Your task is to count the lines of the entries below that include the word "title" and to give only the resulting number.

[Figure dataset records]

◆ ◆ ◆ ◆ ◆

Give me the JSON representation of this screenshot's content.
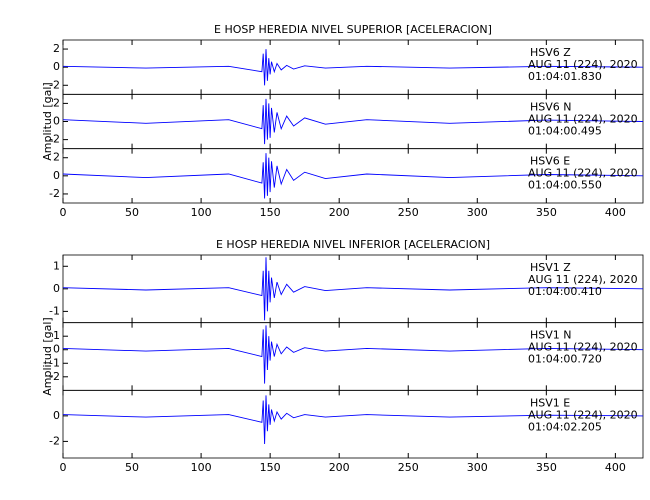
{
  "chart_data": [
    {
      "type": "line",
      "title": "E HOSP HEREDIA NIVEL SUPERIOR [ACELERACION]",
      "y_label": "Amplitud [gal]",
      "xlim": [
        0,
        420
      ],
      "xticks": [
        0,
        50,
        100,
        150,
        200,
        250,
        300,
        350,
        400
      ],
      "color": "#0000ff",
      "x": [
        0,
        60,
        120,
        144,
        145,
        146,
        147,
        148,
        149,
        150,
        151,
        153,
        155,
        158,
        162,
        167,
        175,
        190,
        220,
        280,
        350,
        420
      ],
      "series": [
        {
          "name": "HSV6   Z",
          "annotation": [
            "AUG 11 (224), 2020",
            "01:04:01.830"
          ],
          "ylim": [
            -3,
            3
          ],
          "yticks": [
            -2,
            0,
            2
          ],
          "values": [
            0.1,
            -0.1,
            0.1,
            -0.5,
            1.5,
            -2,
            2,
            -1.5,
            1,
            -0.8,
            0.6,
            -0.5,
            0.4,
            -0.3,
            0.2,
            -0.2,
            0.15,
            -0.1,
            0.1,
            -0.1,
            0.1,
            0
          ]
        },
        {
          "name": "HSV6   N",
          "annotation": [
            "AUG 11 (224), 2020",
            "01:04:00.495"
          ],
          "ylim": [
            -3,
            3
          ],
          "yticks": [
            -2,
            0,
            2
          ],
          "values": [
            0.2,
            -0.2,
            0.2,
            -0.8,
            1.8,
            -2.5,
            2.5,
            -2,
            2,
            -1.8,
            1.5,
            -1.2,
            1,
            -0.8,
            0.6,
            -0.5,
            0.4,
            -0.3,
            0.2,
            -0.2,
            0.15,
            0
          ]
        },
        {
          "name": "HSV6   E",
          "annotation": [
            "AUG 11 (224), 2020",
            "01:04:00.550"
          ],
          "ylim": [
            -3,
            3
          ],
          "yticks": [
            -2,
            0,
            2
          ],
          "values": [
            0.2,
            -0.2,
            0.2,
            -0.8,
            1.5,
            -2.5,
            2.5,
            -2.2,
            2,
            -1.8,
            1.6,
            -1.3,
            1.1,
            -0.9,
            0.7,
            -0.5,
            0.4,
            -0.3,
            0.2,
            -0.2,
            0.15,
            0
          ]
        }
      ]
    },
    {
      "type": "line",
      "title": "E HOSP HEREDIA NIVEL INFERIOR [ACELERACION]",
      "y_label": "Amplitud [gal]",
      "xlim": [
        0,
        420
      ],
      "xticks": [
        0,
        50,
        100,
        150,
        200,
        250,
        300,
        350,
        400
      ],
      "color": "#0000ff",
      "x": [
        0,
        60,
        120,
        144,
        145,
        146,
        147,
        148,
        149,
        150,
        151,
        153,
        155,
        158,
        162,
        167,
        175,
        190,
        220,
        280,
        350,
        420
      ],
      "series": [
        {
          "name": "HSV1   Z",
          "annotation": [
            "AUG 11 (224), 2020",
            "01:04:00.410"
          ],
          "ylim": [
            -1.5,
            1.5
          ],
          "yticks": [
            -1,
            0,
            1
          ],
          "values": [
            0.05,
            -0.05,
            0.05,
            -0.3,
            0.8,
            -1.4,
            1.4,
            -1,
            0.8,
            -0.6,
            0.5,
            -0.4,
            0.3,
            -0.25,
            0.2,
            -0.15,
            0.1,
            -0.08,
            0.05,
            -0.05,
            0.05,
            0
          ]
        },
        {
          "name": "HSV1   N",
          "annotation": [
            "AUG 11 (224), 2020",
            "01:04:00.720"
          ],
          "ylim": [
            -3,
            2
          ],
          "yticks": [
            -2,
            -1,
            0,
            1
          ],
          "values": [
            0.1,
            -0.1,
            0.1,
            -0.5,
            1.5,
            -2.5,
            1.8,
            -1.5,
            1,
            -0.8,
            0.6,
            -0.5,
            0.4,
            -0.3,
            0.2,
            -0.2,
            0.15,
            -0.1,
            0.1,
            -0.1,
            0.1,
            0
          ]
        },
        {
          "name": "HSV1   E",
          "annotation": [
            "AUG 11 (224), 2020",
            "01:04:02.205"
          ],
          "ylim": [
            -3.3,
            2
          ],
          "yticks": [
            -2,
            0
          ],
          "values": [
            0.1,
            -0.1,
            0.1,
            -0.5,
            1.2,
            -2.2,
            1.6,
            -1.2,
            0.9,
            -0.7,
            0.5,
            -0.4,
            0.3,
            -0.25,
            0.2,
            -0.15,
            0.1,
            -0.1,
            0.1,
            -0.1,
            0.05,
            0
          ]
        }
      ]
    }
  ]
}
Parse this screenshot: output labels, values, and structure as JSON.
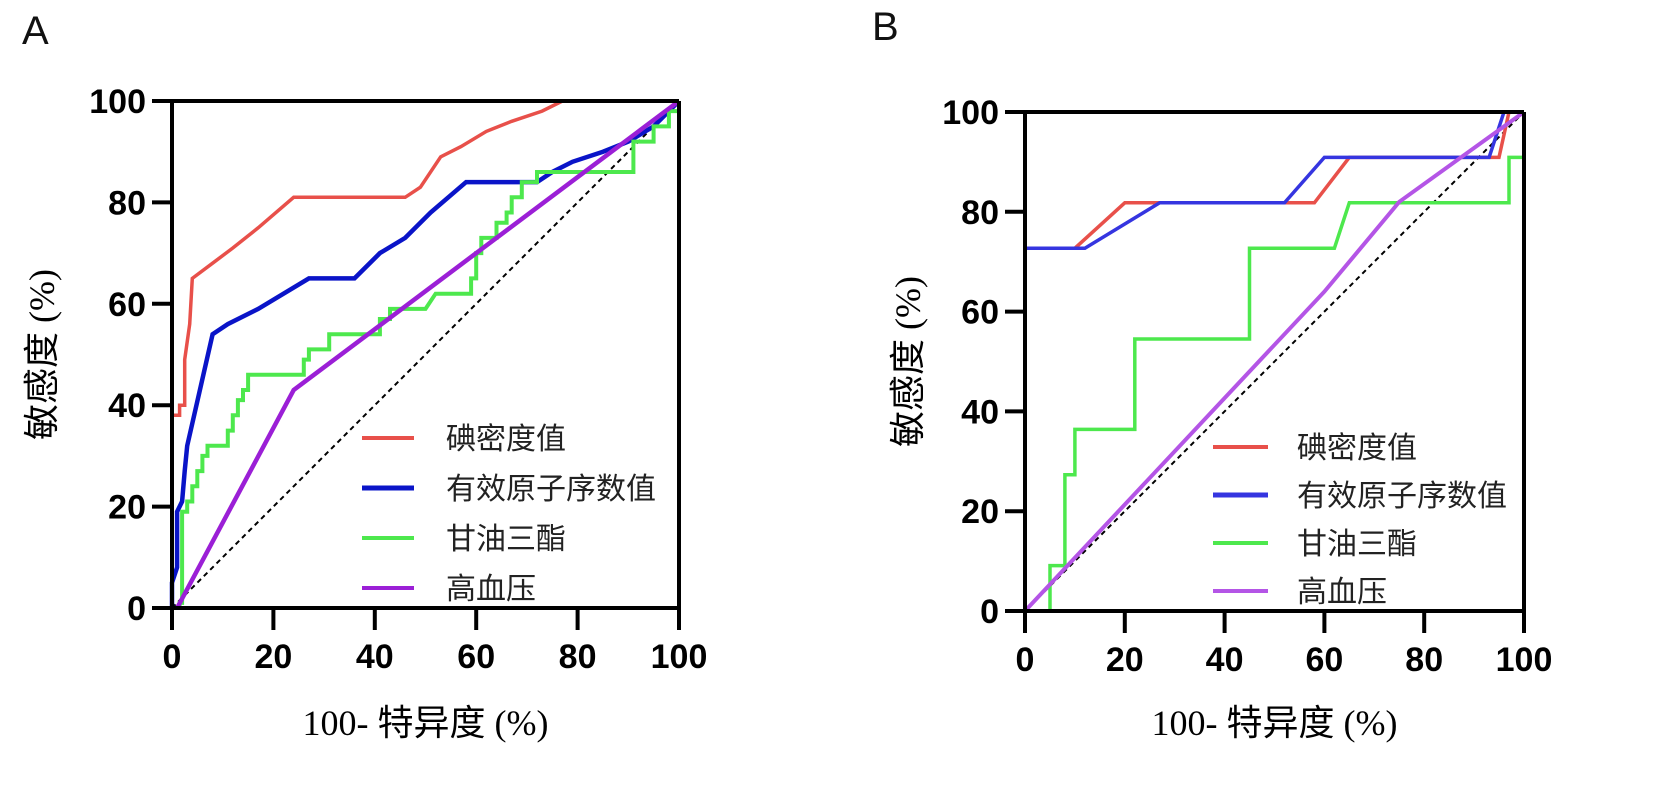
{
  "chart_data": [
    {
      "type": "line",
      "panel": "A",
      "title": "",
      "xlabel": "100- 特异度 (%)",
      "ylabel": "敏感度 (%)",
      "xlim": [
        0,
        100
      ],
      "ylim": [
        0,
        100
      ],
      "xticks": [
        0,
        20,
        40,
        60,
        80,
        100
      ],
      "yticks": [
        0,
        20,
        40,
        60,
        80,
        100
      ],
      "grid": false,
      "legend_position": "bottom-right",
      "reference_line": {
        "name": "chance",
        "style": "dashed",
        "color": "#000000",
        "points": [
          [
            0,
            0
          ],
          [
            100,
            100
          ]
        ]
      },
      "series": [
        {
          "name": "碘密度值",
          "color": "#e8504a",
          "points": [
            [
              0,
              0
            ],
            [
              0,
              38
            ],
            [
              1.5,
              38
            ],
            [
              1.5,
              40
            ],
            [
              2.5,
              40
            ],
            [
              2.5,
              49
            ],
            [
              3.5,
              56
            ],
            [
              4,
              65
            ],
            [
              8,
              68
            ],
            [
              12,
              71
            ],
            [
              17,
              75
            ],
            [
              24,
              81
            ],
            [
              46,
              81
            ],
            [
              49,
              83
            ],
            [
              53,
              89
            ],
            [
              57,
              91
            ],
            [
              62,
              94
            ],
            [
              67,
              96
            ],
            [
              73,
              98
            ],
            [
              77,
              100
            ],
            [
              100,
              100
            ]
          ]
        },
        {
          "name": "有效原子序数值",
          "color": "#0a14c8",
          "points": [
            [
              0,
              0
            ],
            [
              0,
              5
            ],
            [
              1,
              8
            ],
            [
              1,
              19
            ],
            [
              2,
              21
            ],
            [
              2.5,
              27
            ],
            [
              3,
              32
            ],
            [
              8,
              54
            ],
            [
              11,
              56
            ],
            [
              17,
              59
            ],
            [
              27,
              65
            ],
            [
              36,
              65
            ],
            [
              41,
              70
            ],
            [
              46,
              73
            ],
            [
              51,
              78
            ],
            [
              58,
              84
            ],
            [
              72,
              84
            ],
            [
              75,
              86
            ],
            [
              79,
              88
            ],
            [
              85,
              90
            ],
            [
              90,
              92
            ],
            [
              95,
              95
            ],
            [
              98,
              98
            ],
            [
              100,
              100
            ]
          ]
        },
        {
          "name": "甘油三酯",
          "color": "#4de84d",
          "points": [
            [
              0,
              0
            ],
            [
              1.5,
              0
            ],
            [
              1.5,
              1
            ],
            [
              2,
              1
            ],
            [
              2,
              19
            ],
            [
              3,
              19
            ],
            [
              3,
              21
            ],
            [
              4,
              21
            ],
            [
              4,
              24
            ],
            [
              5,
              24
            ],
            [
              5,
              27
            ],
            [
              6,
              27
            ],
            [
              6,
              30
            ],
            [
              7,
              30
            ],
            [
              7,
              32
            ],
            [
              11,
              32
            ],
            [
              11,
              35
            ],
            [
              12,
              35
            ],
            [
              12,
              38
            ],
            [
              13,
              38
            ],
            [
              13,
              41
            ],
            [
              14,
              41
            ],
            [
              14,
              43
            ],
            [
              15,
              43
            ],
            [
              15,
              46
            ],
            [
              26,
              46
            ],
            [
              26,
              49
            ],
            [
              27,
              49
            ],
            [
              27,
              51
            ],
            [
              31,
              51
            ],
            [
              31,
              54
            ],
            [
              41,
              54
            ],
            [
              41,
              57
            ],
            [
              43,
              57
            ],
            [
              43,
              59
            ],
            [
              50,
              59
            ],
            [
              52,
              62
            ],
            [
              59,
              62
            ],
            [
              59,
              65
            ],
            [
              60,
              65
            ],
            [
              60,
              70
            ],
            [
              61,
              70
            ],
            [
              61,
              73
            ],
            [
              64,
              73
            ],
            [
              64,
              76
            ],
            [
              66,
              76
            ],
            [
              66,
              78
            ],
            [
              67,
              78
            ],
            [
              67,
              81
            ],
            [
              69,
              81
            ],
            [
              69,
              84
            ],
            [
              72,
              84
            ],
            [
              72,
              86
            ],
            [
              91,
              86
            ],
            [
              91,
              92
            ],
            [
              95,
              92
            ],
            [
              95,
              95
            ],
            [
              98,
              95
            ],
            [
              98,
              98
            ],
            [
              100,
              98
            ],
            [
              100,
              100
            ]
          ]
        },
        {
          "name": "高血压",
          "color": "#9b1fd6",
          "points": [
            [
              1,
              0
            ],
            [
              24,
              43
            ],
            [
              100,
              100
            ]
          ]
        }
      ]
    },
    {
      "type": "line",
      "panel": "B",
      "title": "",
      "xlabel": "100- 特异度 (%)",
      "ylabel": "敏感度 (%)",
      "xlim": [
        0,
        100
      ],
      "ylim": [
        0,
        100
      ],
      "xticks": [
        0,
        20,
        40,
        60,
        80,
        100
      ],
      "yticks": [
        0,
        20,
        40,
        60,
        80,
        100
      ],
      "grid": false,
      "legend_position": "bottom-right",
      "reference_line": {
        "name": "chance",
        "style": "dashed",
        "color": "#000000",
        "points": [
          [
            0,
            0
          ],
          [
            100,
            100
          ]
        ]
      },
      "series": [
        {
          "name": "碘密度值",
          "color": "#e8504a",
          "points": [
            [
              0,
              0
            ],
            [
              0,
              72.7
            ],
            [
              10,
              72.7
            ],
            [
              20,
              81.8
            ],
            [
              58,
              81.8
            ],
            [
              65,
              90.9
            ],
            [
              95,
              90.9
            ],
            [
              97,
              100
            ],
            [
              100,
              100
            ]
          ]
        },
        {
          "name": "有效原子序数值",
          "color": "#3535e0",
          "points": [
            [
              0,
              0
            ],
            [
              0,
              72.7
            ],
            [
              12,
              72.7
            ],
            [
              27,
              81.8
            ],
            [
              52,
              81.8
            ],
            [
              60,
              90.9
            ],
            [
              93,
              90.9
            ],
            [
              96,
              100
            ],
            [
              100,
              100
            ]
          ]
        },
        {
          "name": "甘油三酯",
          "color": "#4de84d",
          "points": [
            [
              0,
              0
            ],
            [
              5,
              0
            ],
            [
              5,
              9.1
            ],
            [
              8,
              9.1
            ],
            [
              8,
              27.3
            ],
            [
              10,
              27.3
            ],
            [
              10,
              36.4
            ],
            [
              22,
              36.4
            ],
            [
              22,
              54.5
            ],
            [
              45,
              54.5
            ],
            [
              45,
              72.7
            ],
            [
              62,
              72.7
            ],
            [
              65,
              81.8
            ],
            [
              97,
              81.8
            ],
            [
              97,
              90.9
            ],
            [
              100,
              90.9
            ],
            [
              100,
              100
            ]
          ]
        },
        {
          "name": "高血压",
          "color": "#b455e6",
          "points": [
            [
              0,
              0
            ],
            [
              60,
              64
            ],
            [
              75,
              82
            ],
            [
              100,
              100
            ]
          ]
        }
      ]
    }
  ],
  "panels": [
    {
      "letter": "A",
      "ylabel": "敏感度 (%)",
      "xlabel": "100- 特异度 (%)"
    },
    {
      "letter": "B",
      "ylabel": "敏感度 (%)",
      "xlabel": "100- 特异度 (%)"
    }
  ]
}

◆ ◆ ◆ ◆ ◆

■ ANSWER BELOW:
4